(A few records)
——
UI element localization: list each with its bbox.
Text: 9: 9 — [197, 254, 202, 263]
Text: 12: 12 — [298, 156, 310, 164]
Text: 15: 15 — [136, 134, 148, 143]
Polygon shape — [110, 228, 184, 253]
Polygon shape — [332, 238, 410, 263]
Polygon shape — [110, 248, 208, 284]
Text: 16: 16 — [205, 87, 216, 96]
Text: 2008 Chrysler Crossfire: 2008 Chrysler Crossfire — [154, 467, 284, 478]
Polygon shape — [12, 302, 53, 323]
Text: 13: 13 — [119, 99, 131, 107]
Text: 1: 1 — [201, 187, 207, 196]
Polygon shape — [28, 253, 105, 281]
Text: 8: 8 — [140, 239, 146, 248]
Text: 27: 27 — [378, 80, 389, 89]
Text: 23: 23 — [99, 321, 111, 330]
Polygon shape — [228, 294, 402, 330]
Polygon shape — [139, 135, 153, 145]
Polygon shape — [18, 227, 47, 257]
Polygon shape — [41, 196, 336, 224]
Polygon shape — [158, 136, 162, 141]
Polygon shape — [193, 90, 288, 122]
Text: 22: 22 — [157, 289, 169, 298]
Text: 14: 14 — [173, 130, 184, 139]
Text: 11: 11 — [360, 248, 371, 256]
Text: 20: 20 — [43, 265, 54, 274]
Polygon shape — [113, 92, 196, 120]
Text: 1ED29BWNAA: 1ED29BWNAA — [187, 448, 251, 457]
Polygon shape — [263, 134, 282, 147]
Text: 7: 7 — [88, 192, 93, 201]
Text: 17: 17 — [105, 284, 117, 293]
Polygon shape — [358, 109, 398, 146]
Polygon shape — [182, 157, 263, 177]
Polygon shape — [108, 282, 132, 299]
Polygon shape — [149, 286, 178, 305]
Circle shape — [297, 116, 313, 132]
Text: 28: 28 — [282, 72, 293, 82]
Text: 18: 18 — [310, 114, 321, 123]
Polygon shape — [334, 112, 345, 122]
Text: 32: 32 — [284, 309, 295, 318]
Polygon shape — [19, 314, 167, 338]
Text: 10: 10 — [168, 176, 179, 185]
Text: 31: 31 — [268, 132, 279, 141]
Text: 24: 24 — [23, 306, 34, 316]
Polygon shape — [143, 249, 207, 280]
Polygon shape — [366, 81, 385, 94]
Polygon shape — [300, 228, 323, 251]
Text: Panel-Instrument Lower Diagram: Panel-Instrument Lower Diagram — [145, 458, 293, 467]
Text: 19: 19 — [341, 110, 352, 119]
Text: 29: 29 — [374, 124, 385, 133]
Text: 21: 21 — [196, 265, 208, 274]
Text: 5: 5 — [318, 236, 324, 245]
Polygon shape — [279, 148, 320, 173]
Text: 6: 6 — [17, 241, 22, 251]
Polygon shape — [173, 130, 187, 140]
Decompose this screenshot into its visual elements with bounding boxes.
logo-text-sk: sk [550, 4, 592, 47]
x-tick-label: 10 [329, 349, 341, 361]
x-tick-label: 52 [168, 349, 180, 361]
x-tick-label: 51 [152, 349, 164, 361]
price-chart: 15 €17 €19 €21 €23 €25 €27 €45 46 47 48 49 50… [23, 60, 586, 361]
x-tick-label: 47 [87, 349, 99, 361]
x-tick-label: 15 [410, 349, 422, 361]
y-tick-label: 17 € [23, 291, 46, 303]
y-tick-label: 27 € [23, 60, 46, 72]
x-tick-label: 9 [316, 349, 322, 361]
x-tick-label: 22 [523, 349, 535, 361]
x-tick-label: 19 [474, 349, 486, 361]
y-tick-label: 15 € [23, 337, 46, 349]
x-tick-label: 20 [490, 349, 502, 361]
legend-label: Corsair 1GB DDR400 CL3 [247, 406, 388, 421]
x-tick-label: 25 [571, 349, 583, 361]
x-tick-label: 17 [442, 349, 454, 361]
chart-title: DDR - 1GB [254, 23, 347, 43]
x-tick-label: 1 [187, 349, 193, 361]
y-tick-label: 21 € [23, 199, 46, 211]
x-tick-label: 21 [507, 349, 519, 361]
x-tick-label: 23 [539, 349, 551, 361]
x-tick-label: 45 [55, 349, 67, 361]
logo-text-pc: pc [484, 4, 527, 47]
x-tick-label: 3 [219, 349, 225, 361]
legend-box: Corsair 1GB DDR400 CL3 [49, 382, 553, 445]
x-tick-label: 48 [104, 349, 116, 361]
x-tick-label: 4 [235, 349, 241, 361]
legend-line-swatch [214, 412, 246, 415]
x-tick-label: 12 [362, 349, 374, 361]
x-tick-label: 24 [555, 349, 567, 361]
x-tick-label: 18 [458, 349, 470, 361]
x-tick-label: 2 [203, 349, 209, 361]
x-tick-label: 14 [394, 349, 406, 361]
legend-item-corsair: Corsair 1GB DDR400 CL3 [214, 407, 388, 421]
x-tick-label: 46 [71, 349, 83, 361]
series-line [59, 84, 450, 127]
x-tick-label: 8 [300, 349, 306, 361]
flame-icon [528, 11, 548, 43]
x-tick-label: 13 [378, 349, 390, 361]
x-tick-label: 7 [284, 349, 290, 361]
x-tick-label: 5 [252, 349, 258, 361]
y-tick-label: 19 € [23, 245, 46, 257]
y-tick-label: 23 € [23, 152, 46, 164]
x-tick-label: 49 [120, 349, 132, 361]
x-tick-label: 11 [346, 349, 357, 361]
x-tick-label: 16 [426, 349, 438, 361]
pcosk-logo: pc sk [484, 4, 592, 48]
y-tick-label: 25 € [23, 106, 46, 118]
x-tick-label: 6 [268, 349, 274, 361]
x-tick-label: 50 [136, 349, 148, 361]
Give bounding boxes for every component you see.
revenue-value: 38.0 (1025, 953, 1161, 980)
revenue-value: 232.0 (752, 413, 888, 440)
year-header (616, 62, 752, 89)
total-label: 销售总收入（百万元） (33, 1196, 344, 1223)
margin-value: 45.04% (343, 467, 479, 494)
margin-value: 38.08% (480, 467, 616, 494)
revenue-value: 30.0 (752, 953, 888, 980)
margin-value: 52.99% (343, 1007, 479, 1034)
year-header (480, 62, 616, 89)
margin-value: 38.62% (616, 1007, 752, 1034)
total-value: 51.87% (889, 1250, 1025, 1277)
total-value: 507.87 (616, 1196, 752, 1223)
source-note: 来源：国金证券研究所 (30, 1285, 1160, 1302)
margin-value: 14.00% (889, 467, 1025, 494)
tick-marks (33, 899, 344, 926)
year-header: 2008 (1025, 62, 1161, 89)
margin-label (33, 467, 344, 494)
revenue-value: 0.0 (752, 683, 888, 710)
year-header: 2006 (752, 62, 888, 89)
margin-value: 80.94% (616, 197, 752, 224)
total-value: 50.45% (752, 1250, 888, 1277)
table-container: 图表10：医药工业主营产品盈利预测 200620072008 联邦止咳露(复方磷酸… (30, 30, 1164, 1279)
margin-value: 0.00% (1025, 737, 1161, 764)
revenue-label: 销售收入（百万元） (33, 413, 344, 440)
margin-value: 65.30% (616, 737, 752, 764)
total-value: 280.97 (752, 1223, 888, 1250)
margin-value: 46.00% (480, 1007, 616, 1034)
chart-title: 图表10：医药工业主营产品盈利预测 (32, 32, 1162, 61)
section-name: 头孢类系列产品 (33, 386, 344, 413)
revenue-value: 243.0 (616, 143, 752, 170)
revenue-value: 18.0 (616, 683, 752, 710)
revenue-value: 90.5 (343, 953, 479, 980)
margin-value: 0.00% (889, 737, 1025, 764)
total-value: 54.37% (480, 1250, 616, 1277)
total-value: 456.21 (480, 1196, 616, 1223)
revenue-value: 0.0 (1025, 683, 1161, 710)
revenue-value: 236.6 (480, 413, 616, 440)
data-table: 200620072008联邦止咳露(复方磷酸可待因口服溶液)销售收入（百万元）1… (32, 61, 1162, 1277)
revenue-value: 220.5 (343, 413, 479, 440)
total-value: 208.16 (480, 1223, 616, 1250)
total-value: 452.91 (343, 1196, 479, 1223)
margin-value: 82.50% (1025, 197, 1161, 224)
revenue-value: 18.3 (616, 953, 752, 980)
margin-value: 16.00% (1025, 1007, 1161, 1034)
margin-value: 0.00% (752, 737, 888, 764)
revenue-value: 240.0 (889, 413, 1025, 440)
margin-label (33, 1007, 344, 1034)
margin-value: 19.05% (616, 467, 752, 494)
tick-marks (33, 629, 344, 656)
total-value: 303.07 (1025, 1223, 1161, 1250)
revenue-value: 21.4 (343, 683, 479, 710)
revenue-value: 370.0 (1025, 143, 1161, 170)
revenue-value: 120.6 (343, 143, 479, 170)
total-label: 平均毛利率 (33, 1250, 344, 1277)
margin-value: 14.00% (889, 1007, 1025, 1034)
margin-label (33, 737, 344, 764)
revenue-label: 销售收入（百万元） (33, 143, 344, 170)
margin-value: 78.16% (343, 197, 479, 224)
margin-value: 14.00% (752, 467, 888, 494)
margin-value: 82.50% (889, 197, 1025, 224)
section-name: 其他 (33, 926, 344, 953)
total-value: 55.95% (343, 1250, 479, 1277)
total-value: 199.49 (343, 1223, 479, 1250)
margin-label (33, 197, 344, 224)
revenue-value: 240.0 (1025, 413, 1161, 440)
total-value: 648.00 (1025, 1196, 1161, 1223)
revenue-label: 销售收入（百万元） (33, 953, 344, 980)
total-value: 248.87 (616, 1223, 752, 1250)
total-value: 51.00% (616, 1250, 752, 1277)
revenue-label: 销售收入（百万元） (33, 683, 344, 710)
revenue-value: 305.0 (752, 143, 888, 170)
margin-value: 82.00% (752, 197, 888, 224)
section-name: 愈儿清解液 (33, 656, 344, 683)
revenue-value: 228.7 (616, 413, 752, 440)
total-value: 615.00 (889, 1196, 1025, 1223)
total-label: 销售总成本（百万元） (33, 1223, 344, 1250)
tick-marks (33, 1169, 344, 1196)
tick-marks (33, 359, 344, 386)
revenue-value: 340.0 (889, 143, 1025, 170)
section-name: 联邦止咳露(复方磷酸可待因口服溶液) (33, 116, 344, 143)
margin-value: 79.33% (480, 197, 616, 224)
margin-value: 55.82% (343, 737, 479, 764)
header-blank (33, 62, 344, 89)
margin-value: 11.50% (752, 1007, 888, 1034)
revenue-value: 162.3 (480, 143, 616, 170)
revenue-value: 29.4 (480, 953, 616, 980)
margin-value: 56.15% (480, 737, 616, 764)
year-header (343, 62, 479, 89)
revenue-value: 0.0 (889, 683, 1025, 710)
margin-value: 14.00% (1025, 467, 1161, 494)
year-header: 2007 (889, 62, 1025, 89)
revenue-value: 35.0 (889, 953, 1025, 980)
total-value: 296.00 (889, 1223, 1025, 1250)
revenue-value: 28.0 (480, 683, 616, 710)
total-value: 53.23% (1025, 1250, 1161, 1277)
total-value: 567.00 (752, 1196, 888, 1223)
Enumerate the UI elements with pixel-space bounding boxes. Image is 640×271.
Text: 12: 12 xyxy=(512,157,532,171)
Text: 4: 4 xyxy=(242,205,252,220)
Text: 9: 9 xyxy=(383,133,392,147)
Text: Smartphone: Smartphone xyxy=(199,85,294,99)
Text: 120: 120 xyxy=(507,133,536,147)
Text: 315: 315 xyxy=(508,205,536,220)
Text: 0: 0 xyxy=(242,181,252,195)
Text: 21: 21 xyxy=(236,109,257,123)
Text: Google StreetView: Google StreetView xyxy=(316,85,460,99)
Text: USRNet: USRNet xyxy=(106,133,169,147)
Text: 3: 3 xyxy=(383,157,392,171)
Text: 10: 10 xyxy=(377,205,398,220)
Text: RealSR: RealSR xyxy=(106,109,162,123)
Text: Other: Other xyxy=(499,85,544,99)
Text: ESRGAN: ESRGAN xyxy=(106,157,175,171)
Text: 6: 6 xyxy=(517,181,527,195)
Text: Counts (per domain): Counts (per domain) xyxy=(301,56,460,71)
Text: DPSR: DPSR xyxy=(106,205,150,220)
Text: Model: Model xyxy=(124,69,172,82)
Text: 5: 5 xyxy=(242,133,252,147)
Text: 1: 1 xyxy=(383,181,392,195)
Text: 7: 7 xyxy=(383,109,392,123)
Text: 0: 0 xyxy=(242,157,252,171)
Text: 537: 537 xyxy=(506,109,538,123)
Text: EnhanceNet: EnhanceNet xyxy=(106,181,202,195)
——
• _Aim of the task_:
Reproduce the records from their first line through the line containing "Polygon shape — [300, 228, 323, 251]", changing "Circle shape" to "Ellipse shape" and keeping everything else the same.

• _Problem solution_:
UI element localization: list each with its bbox.
Text: 9: 9 — [197, 254, 202, 263]
Text: 12: 12 — [298, 156, 310, 164]
Text: 15: 15 — [136, 134, 148, 143]
Polygon shape — [110, 228, 184, 253]
Polygon shape — [332, 238, 410, 263]
Polygon shape — [110, 248, 208, 284]
Text: 16: 16 — [205, 87, 216, 96]
Text: 2008 Chrysler Crossfire: 2008 Chrysler Crossfire — [154, 467, 284, 478]
Polygon shape — [12, 302, 53, 323]
Text: 13: 13 — [119, 99, 131, 107]
Text: 1: 1 — [201, 187, 207, 196]
Polygon shape — [28, 253, 105, 281]
Text: 8: 8 — [140, 239, 146, 248]
Text: 27: 27 — [378, 80, 389, 89]
Text: 23: 23 — [99, 321, 111, 330]
Polygon shape — [228, 294, 402, 330]
Polygon shape — [139, 135, 153, 145]
Polygon shape — [18, 227, 47, 257]
Polygon shape — [41, 196, 336, 224]
Polygon shape — [158, 136, 162, 141]
Polygon shape — [193, 90, 288, 122]
Text: 22: 22 — [157, 289, 169, 298]
Text: 14: 14 — [173, 130, 184, 139]
Text: 11: 11 — [360, 248, 371, 256]
Text: 20: 20 — [43, 265, 54, 274]
Polygon shape — [113, 92, 196, 120]
Text: 1ED29BWNAA: 1ED29BWNAA — [187, 448, 251, 457]
Polygon shape — [263, 134, 282, 147]
Text: 7: 7 — [88, 192, 93, 201]
Text: 17: 17 — [105, 284, 117, 293]
Polygon shape — [358, 109, 398, 146]
Polygon shape — [182, 157, 263, 177]
Polygon shape — [108, 282, 132, 299]
Polygon shape — [149, 286, 178, 305]
Ellipse shape — [297, 116, 313, 132]
Text: 28: 28 — [282, 72, 293, 82]
Text: 18: 18 — [310, 114, 321, 123]
Polygon shape — [334, 112, 345, 122]
Text: 32: 32 — [284, 309, 295, 318]
Polygon shape — [19, 314, 167, 338]
Text: 10: 10 — [168, 176, 179, 185]
Text: 31: 31 — [268, 132, 279, 141]
Text: 24: 24 — [23, 306, 34, 316]
Polygon shape — [143, 249, 207, 280]
Polygon shape — [366, 81, 385, 94]
Polygon shape — [300, 228, 323, 251]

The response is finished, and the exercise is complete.